### TASK BRIEF:
Make a verbatim copy of the entries below; pictures stay out.

[start DATA ROWS]

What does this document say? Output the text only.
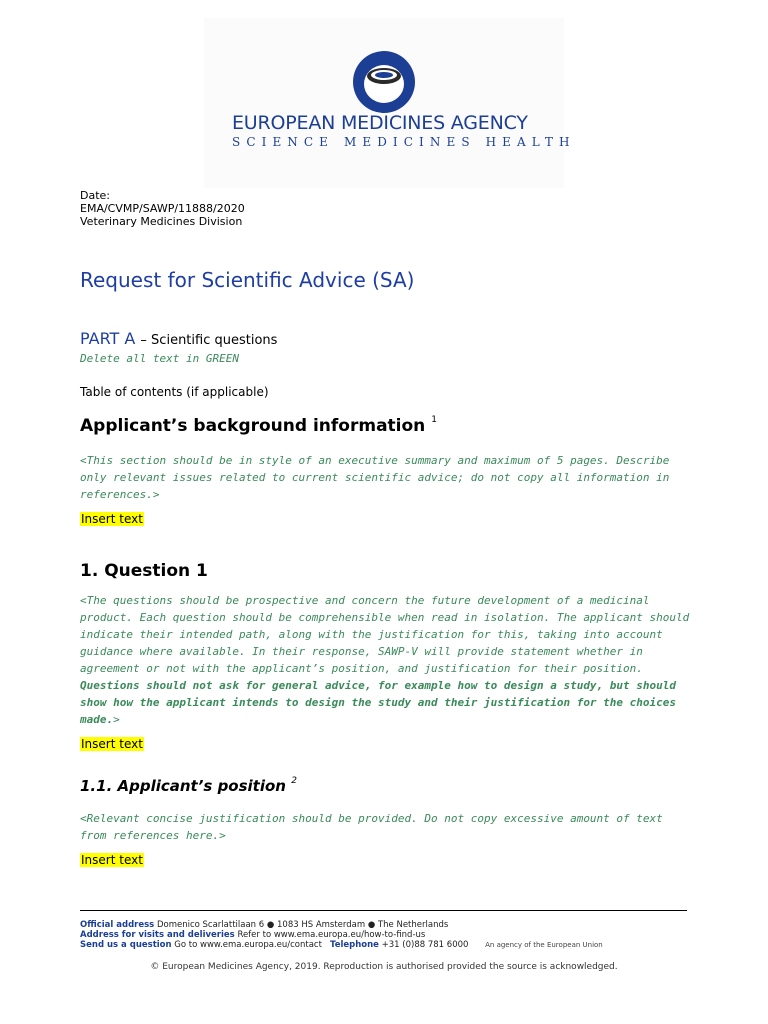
EUROPEAN MEDICINES AGENCY
SCIENCE MEDICINES HEALTH
Date:
EMA/CVMP/SAWP/11888/2020
Veterinary Medicines Division
Request for Scientific Advice (SA)
PART A – Scientific questions
Delete all text in GREEN
Table of contents (if applicable)
Applicant’s background information $^1$
<This section should be in style of an executive summary and maximum of 5 pages. Describe only relevant issues related to current scientific advice; do not copy all information in references.>
Insert text
1. Question 1
<The questions should be prospective and concern the future development of a medicinal product. Each question should be comprehensible when read in isolation. The applicant should indicate their intended path, along with the justification for this, taking into account guidance where available. In their response, SAWP-V will provide statement whether in agreement or not with the applicant’s position, and justification for their position. Questions should not ask for general advice, for example how to design a study, but should show how the applicant intends to design the study and their justification for the choices made.>
Insert text
1.1. Applicant’s position $^2$
<Relevant concise justification should be provided. Do not copy excessive amount of text from references here.>
Insert text
Official address Domenico Scarlattilaan 6 ● 1083 HS Amsterdam ● The Netherlands
Address for visits and deliveries Refer to www.ema.europa.eu/how-to-find-us
Send us a question Go to www.ema.europa.eu/contact Telephone +31 (0)88 781 6000 An agency of the European Union
© European Medicines Agency, 2019. Reproduction is authorised provided the source is acknowledged.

[end DATA ROWS]

### EXERCISE ANSWER:
What does this document say? Output the text only.
EUROPEAN MEDICINES AGENCY
SCIENCE MEDICINES HEALTH
Date:
EMA/CVMP/SAWP/11888/2020
Veterinary Medicines Division
Request for Scientific Advice (SA)
PART A – Scientific questions
Delete all text in GREEN
Table of contents (if applicable)
Applicant’s background information $^1$
<This section should be in style of an executive summary and maximum of 5 pages. Describe only relevant issues related to current scientific advice; do not copy all information in references.>
Insert text
1. Question 1
<The questions should be prospective and concern the future development of a medicinal product. Each question should be comprehensible when read in isolation. The applicant should indicate their intended path, along with the justification for this, taking into account guidance where available. In their response, SAWP-V will provide statement whether in agreement or not with the applicant’s position, and justification for their position. Questions should not ask for general advice, for example how to design a study, but should show how the applicant intends to design the study and their justification for the choices made.>
Insert text
1.1. Applicant’s position $^2$
<Relevant concise justification should be provided. Do not copy excessive amount of text from references here.>
Insert text
Official address Domenico Scarlattilaan 6 ● 1083 HS Amsterdam ● The Netherlands
Address for visits and deliveries Refer to www.ema.europa.eu/how-to-find-us
Send us a question Go to www.ema.europa.eu/contact Telephone +31 (0)88 781 6000 An agency of the European Union
© European Medicines Agency, 2019. Reproduction is authorised provided the source is acknowledged.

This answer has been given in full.